◆ **What you are asked to do**:
Could you rewrite the entries from the very first line through the line containing "heatmap-cell [253,73,299,133]", switching "cell-value-label" to "value-label" and keeping everything else unchanged?

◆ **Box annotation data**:
┄┄┄┄┄┄┄┄┄┄

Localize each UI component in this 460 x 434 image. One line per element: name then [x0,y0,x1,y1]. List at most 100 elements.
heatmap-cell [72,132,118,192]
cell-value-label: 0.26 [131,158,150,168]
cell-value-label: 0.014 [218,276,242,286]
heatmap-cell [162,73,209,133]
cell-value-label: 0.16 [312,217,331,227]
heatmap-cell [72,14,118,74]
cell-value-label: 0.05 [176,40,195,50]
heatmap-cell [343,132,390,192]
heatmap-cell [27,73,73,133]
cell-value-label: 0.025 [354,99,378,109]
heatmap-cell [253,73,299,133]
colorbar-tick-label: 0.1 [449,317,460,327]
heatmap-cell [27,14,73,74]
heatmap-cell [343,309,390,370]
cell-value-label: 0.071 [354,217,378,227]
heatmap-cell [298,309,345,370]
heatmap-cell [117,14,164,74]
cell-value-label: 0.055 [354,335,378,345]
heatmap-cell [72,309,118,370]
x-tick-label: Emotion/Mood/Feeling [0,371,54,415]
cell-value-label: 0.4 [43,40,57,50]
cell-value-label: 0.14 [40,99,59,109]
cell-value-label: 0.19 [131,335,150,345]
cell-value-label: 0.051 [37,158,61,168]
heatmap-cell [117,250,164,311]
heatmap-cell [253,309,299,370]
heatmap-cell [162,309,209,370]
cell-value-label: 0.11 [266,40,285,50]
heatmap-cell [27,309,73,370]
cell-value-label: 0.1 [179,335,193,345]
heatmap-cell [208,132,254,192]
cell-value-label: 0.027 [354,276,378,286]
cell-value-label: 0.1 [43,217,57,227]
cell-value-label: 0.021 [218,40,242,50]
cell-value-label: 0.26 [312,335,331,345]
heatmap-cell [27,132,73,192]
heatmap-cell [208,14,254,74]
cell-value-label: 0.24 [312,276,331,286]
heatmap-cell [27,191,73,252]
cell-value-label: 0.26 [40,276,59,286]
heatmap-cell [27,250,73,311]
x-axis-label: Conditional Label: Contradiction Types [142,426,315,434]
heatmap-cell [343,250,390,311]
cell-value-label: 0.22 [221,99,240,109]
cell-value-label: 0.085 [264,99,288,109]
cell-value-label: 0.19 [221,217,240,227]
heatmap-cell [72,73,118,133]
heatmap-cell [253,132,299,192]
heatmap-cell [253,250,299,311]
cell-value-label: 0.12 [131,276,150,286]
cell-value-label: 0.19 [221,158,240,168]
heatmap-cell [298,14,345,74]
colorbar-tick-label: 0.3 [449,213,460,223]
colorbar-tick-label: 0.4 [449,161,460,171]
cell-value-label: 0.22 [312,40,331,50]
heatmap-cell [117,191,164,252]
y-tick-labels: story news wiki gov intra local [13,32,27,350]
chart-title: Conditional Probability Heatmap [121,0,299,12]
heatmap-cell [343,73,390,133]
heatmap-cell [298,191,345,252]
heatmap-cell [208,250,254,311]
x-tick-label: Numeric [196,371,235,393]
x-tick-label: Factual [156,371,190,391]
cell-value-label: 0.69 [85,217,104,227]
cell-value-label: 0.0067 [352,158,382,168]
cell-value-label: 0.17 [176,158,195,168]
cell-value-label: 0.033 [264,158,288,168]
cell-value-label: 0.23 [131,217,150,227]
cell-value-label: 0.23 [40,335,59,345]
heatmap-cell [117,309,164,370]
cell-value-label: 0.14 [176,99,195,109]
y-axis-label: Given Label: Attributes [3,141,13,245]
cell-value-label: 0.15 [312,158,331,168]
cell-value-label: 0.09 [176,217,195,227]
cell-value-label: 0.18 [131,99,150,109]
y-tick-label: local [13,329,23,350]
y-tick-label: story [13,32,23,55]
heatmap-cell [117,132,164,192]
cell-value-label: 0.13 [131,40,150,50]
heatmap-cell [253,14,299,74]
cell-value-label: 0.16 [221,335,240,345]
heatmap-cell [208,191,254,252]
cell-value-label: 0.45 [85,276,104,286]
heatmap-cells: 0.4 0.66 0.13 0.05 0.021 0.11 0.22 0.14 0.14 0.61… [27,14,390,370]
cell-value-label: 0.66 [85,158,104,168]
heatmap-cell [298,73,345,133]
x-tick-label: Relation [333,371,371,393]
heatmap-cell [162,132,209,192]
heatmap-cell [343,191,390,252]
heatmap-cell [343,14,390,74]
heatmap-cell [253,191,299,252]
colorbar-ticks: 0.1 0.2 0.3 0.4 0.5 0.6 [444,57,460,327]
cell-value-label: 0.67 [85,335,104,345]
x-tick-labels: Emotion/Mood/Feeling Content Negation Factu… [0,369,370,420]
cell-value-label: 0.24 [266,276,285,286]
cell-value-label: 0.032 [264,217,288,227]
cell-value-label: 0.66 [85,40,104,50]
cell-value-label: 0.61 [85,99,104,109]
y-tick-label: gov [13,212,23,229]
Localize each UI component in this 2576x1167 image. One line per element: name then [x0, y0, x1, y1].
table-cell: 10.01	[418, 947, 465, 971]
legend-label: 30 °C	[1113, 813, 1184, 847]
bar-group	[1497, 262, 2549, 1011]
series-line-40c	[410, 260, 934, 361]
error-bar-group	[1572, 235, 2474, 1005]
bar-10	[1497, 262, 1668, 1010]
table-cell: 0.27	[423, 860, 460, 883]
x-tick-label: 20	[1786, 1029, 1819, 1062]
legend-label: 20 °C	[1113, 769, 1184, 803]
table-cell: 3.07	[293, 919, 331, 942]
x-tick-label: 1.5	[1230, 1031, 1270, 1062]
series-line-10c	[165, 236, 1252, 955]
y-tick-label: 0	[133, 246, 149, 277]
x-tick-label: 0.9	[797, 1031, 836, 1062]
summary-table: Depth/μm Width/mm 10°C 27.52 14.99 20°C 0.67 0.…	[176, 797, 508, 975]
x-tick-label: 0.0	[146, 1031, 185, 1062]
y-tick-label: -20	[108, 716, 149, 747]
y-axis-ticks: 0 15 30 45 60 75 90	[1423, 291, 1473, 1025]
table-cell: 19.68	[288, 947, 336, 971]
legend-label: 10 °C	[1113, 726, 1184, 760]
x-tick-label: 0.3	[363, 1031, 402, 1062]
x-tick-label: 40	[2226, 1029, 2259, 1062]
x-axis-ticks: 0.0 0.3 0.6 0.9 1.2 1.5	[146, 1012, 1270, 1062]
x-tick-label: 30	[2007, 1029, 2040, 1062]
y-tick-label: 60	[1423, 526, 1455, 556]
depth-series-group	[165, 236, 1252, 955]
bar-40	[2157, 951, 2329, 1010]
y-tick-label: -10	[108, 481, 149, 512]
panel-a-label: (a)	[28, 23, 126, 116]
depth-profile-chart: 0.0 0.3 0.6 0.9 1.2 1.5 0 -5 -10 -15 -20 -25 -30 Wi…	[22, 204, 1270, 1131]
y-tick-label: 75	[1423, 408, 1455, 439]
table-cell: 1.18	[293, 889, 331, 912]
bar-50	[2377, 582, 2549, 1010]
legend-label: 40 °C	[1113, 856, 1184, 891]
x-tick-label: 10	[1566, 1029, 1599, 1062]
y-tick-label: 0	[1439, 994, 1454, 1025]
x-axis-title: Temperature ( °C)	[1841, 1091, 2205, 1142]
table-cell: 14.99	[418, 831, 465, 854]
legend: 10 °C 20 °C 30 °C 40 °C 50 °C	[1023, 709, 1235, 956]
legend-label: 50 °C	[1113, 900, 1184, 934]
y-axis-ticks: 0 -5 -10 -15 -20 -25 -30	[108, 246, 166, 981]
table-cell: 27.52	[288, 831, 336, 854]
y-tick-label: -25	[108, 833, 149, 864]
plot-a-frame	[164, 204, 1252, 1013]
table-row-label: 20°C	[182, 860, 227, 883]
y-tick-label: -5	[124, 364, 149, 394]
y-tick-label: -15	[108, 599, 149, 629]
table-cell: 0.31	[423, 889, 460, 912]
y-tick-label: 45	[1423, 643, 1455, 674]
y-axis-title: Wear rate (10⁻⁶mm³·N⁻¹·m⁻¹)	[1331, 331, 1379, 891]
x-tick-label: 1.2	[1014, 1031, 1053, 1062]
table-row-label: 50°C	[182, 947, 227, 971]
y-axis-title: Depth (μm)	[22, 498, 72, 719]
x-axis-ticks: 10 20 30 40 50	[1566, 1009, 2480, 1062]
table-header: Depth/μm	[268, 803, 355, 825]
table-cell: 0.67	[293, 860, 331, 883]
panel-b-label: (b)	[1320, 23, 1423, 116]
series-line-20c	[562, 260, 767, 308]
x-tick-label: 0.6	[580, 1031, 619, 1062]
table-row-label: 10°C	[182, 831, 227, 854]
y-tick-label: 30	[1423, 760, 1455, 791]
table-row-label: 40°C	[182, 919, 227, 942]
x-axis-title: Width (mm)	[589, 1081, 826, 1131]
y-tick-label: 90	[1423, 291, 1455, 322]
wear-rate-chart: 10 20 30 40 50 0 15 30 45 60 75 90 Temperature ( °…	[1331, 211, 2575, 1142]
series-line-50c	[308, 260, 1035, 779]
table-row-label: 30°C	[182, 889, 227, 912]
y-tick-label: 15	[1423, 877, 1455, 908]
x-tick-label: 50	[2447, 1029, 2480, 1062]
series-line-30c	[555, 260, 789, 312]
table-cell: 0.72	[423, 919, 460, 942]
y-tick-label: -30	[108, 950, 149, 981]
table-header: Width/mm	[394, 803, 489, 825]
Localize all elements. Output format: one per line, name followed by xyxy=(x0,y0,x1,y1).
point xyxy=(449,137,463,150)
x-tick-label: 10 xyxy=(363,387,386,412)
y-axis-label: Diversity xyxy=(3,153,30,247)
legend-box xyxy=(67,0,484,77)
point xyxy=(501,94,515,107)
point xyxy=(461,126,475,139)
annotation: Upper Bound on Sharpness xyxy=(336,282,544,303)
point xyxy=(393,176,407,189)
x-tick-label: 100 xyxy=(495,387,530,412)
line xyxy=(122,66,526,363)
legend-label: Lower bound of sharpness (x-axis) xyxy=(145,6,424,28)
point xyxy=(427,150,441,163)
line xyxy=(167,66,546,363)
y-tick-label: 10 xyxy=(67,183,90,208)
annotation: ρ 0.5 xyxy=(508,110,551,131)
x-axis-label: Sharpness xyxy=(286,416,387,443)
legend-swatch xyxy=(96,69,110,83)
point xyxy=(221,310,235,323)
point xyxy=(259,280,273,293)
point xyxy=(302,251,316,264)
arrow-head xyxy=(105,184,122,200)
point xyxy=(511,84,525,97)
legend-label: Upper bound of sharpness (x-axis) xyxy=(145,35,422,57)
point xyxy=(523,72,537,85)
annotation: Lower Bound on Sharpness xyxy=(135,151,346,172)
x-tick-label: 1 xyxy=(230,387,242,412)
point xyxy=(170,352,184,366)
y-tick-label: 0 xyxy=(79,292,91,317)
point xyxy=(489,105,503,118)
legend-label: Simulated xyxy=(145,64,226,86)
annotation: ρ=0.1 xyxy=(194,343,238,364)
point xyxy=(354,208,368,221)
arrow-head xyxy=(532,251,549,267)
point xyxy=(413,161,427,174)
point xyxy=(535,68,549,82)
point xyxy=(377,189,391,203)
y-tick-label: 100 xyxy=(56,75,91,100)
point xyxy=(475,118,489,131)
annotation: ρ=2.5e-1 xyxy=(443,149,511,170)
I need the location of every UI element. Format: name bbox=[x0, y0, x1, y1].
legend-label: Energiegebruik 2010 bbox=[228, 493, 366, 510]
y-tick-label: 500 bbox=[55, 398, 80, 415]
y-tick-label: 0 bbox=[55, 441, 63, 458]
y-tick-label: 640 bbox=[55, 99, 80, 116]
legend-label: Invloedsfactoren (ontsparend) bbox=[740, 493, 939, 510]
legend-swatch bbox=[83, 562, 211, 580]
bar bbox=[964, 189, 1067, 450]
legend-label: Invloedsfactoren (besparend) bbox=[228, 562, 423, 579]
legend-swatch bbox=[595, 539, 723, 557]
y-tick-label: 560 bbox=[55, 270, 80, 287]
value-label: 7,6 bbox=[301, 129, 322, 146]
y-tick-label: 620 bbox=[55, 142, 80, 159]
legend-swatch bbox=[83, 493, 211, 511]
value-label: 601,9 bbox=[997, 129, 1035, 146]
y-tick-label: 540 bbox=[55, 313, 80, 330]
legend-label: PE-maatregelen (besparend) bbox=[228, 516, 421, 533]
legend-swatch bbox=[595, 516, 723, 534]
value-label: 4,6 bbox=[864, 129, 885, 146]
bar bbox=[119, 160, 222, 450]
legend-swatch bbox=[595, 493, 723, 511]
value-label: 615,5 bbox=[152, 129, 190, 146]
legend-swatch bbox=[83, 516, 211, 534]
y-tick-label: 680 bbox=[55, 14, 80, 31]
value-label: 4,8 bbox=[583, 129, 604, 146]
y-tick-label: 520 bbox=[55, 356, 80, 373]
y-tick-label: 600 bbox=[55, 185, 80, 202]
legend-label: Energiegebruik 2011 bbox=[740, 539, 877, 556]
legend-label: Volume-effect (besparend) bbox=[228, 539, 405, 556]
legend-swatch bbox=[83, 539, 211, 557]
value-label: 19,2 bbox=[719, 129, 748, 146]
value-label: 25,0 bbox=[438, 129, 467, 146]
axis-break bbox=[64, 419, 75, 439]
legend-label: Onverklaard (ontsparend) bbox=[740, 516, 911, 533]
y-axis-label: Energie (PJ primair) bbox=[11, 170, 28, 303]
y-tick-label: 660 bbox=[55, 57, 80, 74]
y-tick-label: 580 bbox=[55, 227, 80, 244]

┄┄┄┄┄┄┄┄┄┄

◆ **Answer for the task**:
Localize each UI component in this 460 x 434 image. One line per element: name then [x0,y0,x1,y1]. List at most 100 elements.
heatmap-cell [72,132,118,192]
value-label: 0.26 [131,158,150,168]
value-label: 0.014 [218,276,242,286]
heatmap-cell [162,73,209,133]
value-label: 0.16 [312,217,331,227]
heatmap-cell [72,14,118,74]
value-label: 0.05 [176,40,195,50]
heatmap-cell [343,132,390,192]
heatmap-cell [27,73,73,133]
value-label: 0.025 [354,99,378,109]
heatmap-cell [253,73,299,133]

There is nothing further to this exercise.